* Excerpt to read
>>>>>

There are early signs that something is amiss, with both Wanda and Vision struggling to remember the importance of an upcoming day. The two also have trouble recollecting anything from their pre-Westview days, as they discover when a dinner guest asks them the simplest questions. Exasperated, said guest screams, “What is your story?”, in what reads like a question being asked by the series’ audience. After all, Vision died — twice, at the hands of Wanda and the big bad Thanos — in Avengers: Infinity War, but he seems to be alive and well on WandaVision. What is their story? The Marvel series — crafted by creator Jac Schaeffer, an in-house Marvel talent who has worked on Captain Marvel (uncredited) and Black Widow (story) — is in no hurry to provide answers though, with the early episodes functioning as sitcom episodes for the most part.

<<<<<

* Data provided
>>>>>

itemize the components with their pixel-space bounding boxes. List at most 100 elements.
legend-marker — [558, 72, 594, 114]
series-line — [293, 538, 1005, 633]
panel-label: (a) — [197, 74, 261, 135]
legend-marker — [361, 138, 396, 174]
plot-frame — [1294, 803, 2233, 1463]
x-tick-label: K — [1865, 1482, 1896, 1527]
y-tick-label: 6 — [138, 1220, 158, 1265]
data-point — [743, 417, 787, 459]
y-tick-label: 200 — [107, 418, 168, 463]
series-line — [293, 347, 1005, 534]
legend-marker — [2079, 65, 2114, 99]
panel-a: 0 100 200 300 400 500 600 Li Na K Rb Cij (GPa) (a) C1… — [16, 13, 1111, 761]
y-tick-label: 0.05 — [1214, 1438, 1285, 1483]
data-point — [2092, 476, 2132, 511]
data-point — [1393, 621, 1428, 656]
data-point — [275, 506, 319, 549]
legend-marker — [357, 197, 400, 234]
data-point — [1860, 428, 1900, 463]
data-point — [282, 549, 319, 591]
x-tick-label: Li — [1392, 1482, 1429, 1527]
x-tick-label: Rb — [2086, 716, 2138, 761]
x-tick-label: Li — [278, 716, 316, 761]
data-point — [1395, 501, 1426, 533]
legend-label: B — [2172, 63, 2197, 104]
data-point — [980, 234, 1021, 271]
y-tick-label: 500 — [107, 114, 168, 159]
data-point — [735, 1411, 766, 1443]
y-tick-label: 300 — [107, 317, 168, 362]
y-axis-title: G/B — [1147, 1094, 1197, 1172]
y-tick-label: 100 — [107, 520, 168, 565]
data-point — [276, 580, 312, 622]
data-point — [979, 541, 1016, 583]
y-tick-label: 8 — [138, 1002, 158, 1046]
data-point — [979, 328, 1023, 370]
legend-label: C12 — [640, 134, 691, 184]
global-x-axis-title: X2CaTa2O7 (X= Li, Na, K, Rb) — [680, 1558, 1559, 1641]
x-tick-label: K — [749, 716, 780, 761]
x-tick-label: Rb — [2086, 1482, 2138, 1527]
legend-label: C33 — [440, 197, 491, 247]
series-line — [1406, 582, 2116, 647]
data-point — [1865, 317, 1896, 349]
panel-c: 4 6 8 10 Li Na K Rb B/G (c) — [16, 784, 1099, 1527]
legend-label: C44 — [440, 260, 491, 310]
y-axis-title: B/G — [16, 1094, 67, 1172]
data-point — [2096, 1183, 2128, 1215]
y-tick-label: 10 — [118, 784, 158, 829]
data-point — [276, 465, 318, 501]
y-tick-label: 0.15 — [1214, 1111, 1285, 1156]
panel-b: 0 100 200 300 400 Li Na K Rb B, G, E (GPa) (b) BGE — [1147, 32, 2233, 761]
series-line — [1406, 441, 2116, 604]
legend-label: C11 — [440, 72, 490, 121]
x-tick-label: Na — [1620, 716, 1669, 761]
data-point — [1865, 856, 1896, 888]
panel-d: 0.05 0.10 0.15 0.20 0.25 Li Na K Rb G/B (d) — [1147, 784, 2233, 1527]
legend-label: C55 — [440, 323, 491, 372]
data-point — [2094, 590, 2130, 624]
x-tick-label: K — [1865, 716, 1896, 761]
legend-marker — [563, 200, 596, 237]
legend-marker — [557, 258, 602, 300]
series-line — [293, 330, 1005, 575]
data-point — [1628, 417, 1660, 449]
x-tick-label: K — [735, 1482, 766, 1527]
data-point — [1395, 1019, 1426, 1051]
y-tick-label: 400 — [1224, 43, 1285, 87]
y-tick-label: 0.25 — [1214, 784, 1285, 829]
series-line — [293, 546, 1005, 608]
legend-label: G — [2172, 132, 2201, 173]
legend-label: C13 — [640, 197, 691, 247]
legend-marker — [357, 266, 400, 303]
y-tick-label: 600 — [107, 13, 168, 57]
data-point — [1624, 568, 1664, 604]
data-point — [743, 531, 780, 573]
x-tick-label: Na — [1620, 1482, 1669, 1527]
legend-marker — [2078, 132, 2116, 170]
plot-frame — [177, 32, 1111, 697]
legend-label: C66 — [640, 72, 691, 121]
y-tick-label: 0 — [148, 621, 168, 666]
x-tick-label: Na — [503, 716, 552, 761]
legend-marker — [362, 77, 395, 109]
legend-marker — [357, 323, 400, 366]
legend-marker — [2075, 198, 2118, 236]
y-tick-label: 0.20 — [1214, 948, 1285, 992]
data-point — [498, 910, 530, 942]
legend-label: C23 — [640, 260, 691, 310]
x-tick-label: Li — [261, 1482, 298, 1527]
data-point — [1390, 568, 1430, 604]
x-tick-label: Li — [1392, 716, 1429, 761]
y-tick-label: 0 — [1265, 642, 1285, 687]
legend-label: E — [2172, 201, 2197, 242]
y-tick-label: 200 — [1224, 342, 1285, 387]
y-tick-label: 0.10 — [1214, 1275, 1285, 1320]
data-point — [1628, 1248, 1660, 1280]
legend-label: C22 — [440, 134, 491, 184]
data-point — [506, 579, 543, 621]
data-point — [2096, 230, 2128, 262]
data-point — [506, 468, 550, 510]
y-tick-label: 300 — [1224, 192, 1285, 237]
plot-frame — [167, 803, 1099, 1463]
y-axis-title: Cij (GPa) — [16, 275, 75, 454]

<<<<<

* Required work
In the WandaVision excerpt, who is named as the series' creator?

* Exercise solution
Jac Schaeffer